=== Section Start ===

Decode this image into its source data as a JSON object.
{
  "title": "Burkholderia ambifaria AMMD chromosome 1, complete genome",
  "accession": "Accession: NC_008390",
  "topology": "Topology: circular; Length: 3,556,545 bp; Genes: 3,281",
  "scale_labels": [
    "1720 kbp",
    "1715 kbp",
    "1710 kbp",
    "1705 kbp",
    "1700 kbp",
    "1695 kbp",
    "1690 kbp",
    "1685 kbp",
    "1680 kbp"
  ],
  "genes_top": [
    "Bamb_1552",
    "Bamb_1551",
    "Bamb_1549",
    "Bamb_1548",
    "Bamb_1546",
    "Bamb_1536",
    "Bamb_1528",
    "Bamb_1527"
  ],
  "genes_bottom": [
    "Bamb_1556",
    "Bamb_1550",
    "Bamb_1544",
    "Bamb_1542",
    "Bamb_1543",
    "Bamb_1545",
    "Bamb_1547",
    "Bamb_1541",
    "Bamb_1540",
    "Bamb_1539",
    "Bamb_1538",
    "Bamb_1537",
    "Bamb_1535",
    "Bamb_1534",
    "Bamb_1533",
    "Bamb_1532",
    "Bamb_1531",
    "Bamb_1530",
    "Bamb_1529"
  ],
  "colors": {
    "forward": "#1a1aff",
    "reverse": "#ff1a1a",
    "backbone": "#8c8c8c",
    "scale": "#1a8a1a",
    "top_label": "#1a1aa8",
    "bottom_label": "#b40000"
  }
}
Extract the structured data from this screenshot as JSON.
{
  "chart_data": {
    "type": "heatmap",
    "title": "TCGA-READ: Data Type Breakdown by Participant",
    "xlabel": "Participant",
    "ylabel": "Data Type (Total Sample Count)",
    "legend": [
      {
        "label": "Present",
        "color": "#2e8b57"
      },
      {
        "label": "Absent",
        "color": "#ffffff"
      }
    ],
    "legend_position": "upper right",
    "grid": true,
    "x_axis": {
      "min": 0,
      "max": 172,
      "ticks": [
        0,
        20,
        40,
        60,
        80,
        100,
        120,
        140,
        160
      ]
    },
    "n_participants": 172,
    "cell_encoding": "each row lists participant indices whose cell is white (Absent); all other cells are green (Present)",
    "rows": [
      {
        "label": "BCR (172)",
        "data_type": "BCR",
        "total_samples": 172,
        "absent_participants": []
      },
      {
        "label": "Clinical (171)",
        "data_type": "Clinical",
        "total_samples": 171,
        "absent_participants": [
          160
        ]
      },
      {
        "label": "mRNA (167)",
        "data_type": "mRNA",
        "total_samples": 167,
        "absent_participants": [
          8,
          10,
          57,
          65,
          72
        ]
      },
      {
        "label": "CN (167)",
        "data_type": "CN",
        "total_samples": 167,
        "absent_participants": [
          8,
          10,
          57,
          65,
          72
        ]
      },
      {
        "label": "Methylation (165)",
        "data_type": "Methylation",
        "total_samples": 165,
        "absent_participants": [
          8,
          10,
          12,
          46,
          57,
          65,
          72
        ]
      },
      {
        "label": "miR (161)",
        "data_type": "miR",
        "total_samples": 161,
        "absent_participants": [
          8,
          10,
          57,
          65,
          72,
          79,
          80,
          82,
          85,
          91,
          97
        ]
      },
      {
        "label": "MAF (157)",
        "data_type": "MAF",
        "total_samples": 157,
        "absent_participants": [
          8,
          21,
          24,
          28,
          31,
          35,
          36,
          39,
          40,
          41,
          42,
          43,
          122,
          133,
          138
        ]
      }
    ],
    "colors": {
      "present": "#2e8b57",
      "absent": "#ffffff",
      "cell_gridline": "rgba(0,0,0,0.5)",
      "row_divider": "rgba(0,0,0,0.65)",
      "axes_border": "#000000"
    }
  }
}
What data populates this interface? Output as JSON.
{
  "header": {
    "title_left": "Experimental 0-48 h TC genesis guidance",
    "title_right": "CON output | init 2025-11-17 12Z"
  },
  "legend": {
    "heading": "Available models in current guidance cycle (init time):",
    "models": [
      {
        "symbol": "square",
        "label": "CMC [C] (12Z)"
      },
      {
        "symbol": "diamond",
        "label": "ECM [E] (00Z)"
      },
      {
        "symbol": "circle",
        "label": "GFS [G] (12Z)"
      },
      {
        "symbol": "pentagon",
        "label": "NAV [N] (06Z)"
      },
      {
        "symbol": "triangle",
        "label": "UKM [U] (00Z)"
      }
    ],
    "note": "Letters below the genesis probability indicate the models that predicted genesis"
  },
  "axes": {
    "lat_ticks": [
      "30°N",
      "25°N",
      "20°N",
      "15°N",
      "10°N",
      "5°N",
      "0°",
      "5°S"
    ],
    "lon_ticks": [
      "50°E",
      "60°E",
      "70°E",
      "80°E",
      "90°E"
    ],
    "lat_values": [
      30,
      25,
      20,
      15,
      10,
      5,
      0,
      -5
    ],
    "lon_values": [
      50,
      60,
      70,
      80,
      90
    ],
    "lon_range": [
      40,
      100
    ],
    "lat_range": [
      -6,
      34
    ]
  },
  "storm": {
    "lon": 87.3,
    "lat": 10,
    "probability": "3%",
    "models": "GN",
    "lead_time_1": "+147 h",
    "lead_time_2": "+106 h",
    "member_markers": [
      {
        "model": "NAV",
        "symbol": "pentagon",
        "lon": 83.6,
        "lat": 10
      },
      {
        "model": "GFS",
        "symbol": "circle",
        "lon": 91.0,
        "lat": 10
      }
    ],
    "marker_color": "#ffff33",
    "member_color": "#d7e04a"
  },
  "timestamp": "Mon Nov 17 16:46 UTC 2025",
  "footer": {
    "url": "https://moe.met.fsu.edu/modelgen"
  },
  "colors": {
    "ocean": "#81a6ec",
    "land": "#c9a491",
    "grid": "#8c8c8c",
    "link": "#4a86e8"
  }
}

=== Section End ===

### [YOUR ASSIGNMENT]
Exactly as they stand above, repeat all the records.

### [REPLY TO THE TASK]
Decode this image into its source data as a JSON object.
{
  "title": "Burkholderia ambifaria AMMD chromosome 1, complete genome",
  "accession": "Accession: NC_008390",
  "topology": "Topology: circular; Length: 3,556,545 bp; Genes: 3,281",
  "scale_labels": [
    "1720 kbp",
    "1715 kbp",
    "1710 kbp",
    "1705 kbp",
    "1700 kbp",
    "1695 kbp",
    "1690 kbp",
    "1685 kbp",
    "1680 kbp"
  ],
  "genes_top": [
    "Bamb_1552",
    "Bamb_1551",
    "Bamb_1549",
    "Bamb_1548",
    "Bamb_1546",
    "Bamb_1536",
    "Bamb_1528",
    "Bamb_1527"
  ],
  "genes_bottom": [
    "Bamb_1556",
    "Bamb_1550",
    "Bamb_1544",
    "Bamb_1542",
    "Bamb_1543",
    "Bamb_1545",
    "Bamb_1547",
    "Bamb_1541",
    "Bamb_1540",
    "Bamb_1539",
    "Bamb_1538",
    "Bamb_1537",
    "Bamb_1535",
    "Bamb_1534",
    "Bamb_1533",
    "Bamb_1532",
    "Bamb_1531",
    "Bamb_1530",
    "Bamb_1529"
  ],
  "colors": {
    "forward": "#1a1aff",
    "reverse": "#ff1a1a",
    "backbone": "#8c8c8c",
    "scale": "#1a8a1a",
    "top_label": "#1a1aa8",
    "bottom_label": "#b40000"
  }
}
Extract the structured data from this screenshot as JSON.
{
  "chart_data": {
    "type": "heatmap",
    "title": "TCGA-READ: Data Type Breakdown by Participant",
    "xlabel": "Participant",
    "ylabel": "Data Type (Total Sample Count)",
    "legend": [
      {
        "label": "Present",
        "color": "#2e8b57"
      },
      {
        "label": "Absent",
        "color": "#ffffff"
      }
    ],
    "legend_position": "upper right",
    "grid": true,
    "x_axis": {
      "min": 0,
      "max": 172,
      "ticks": [
        0,
        20,
        40,
        60,
        80,
        100,
        120,
        140,
        160
      ]
    },
    "n_participants": 172,
    "cell_encoding": "each row lists participant indices whose cell is white (Absent); all other cells are green (Present)",
    "rows": [
      {
        "label": "BCR (172)",
        "data_type": "BCR",
        "total_samples": 172,
        "absent_participants": []
      },
      {
        "label": "Clinical (171)",
        "data_type": "Clinical",
        "total_samples": 171,
        "absent_participants": [
          160
        ]
      },
      {
        "label": "mRNA (167)",
        "data_type": "mRNA",
        "total_samples": 167,
        "absent_participants": [
          8,
          10,
          57,
          65,
          72
        ]
      },
      {
        "label": "CN (167)",
        "data_type": "CN",
        "total_samples": 167,
        "absent_participants": [
          8,
          10,
          57,
          65,
          72
        ]
      },
      {
        "label": "Methylation (165)",
        "data_type": "Methylation",
        "total_samples": 165,
        "absent_participants": [
          8,
          10,
          12,
          46,
          57,
          65,
          72
        ]
      },
      {
        "label": "miR (161)",
        "data_type": "miR",
        "total_samples": 161,
        "absent_participants": [
          8,
          10,
          57,
          65,
          72,
          79,
          80,
          82,
          85,
          91,
          97
        ]
      },
      {
        "label": "MAF (157)",
        "data_type": "MAF",
        "total_samples": 157,
        "absent_participants": [
          8,
          21,
          24,
          28,
          31,
          35,
          36,
          39,
          40,
          41,
          42,
          43,
          122,
          133,
          138
        ]
      }
    ],
    "colors": {
      "present": "#2e8b57",
      "absent": "#ffffff",
      "cell_gridline": "rgba(0,0,0,0.5)",
      "row_divider": "rgba(0,0,0,0.65)",
      "axes_border": "#000000"
    }
  }
}
What data populates this interface? Output as JSON.
{
  "header": {
    "title_left": "Experimental 0-48 h TC genesis guidance",
    "title_right": "CON output | init 2025-11-17 12Z"
  },
  "legend": {
    "heading": "Available models in current guidance cycle (init time):",
    "models": [
      {
        "symbol": "square",
        "label": "CMC [C] (12Z)"
      },
      {
        "symbol": "diamond",
        "label": "ECM [E] (00Z)"
      },
      {
        "symbol": "circle",
        "label": "GFS [G] (12Z)"
      },
      {
        "symbol": "pentagon",
        "label": "NAV [N] (06Z)"
      },
      {
        "symbol": "triangle",
        "label": "UKM [U] (00Z)"
      }
    ],
    "note": "Letters below the genesis probability indicate the models that predicted genesis"
  },
  "axes": {
    "lat_ticks": [
      "30°N",
      "25°N",
      "20°N",
      "15°N",
      "10°N",
      "5°N",
      "0°",
      "5°S"
    ],
    "lon_ticks": [
      "50°E",
      "60°E",
      "70°E",
      "80°E",
      "90°E"
    ],
    "lat_values": [
      30,
      25,
      20,
      15,
      10,
      5,
      0,
      -5
    ],
    "lon_values": [
      50,
      60,
      70,
      80,
      90
    ],
    "lon_range": [
      40,
      100
    ],
    "lat_range": [
      -6,
      34
    ]
  },
  "storm": {
    "lon": 87.3,
    "lat": 10,
    "probability": "3%",
    "models": "GN",
    "lead_time_1": "+147 h",
    "lead_time_2": "+106 h",
    "member_markers": [
      {
        "model": "NAV",
        "symbol": "pentagon",
        "lon": 83.6,
        "lat": 10
      },
      {
        "model": "GFS",
        "symbol": "circle",
        "lon": 91.0,
        "lat": 10
      }
    ],
    "marker_color": "#ffff33",
    "member_color": "#d7e04a"
  },
  "timestamp": "Mon Nov 17 16:46 UTC 2025",
  "footer": {
    "url": "https://moe.met.fsu.edu/modelgen"
  },
  "colors": {
    "ocean": "#81a6ec",
    "land": "#c9a491",
    "grid": "#8c8c8c",
    "link": "#4a86e8"
  }
}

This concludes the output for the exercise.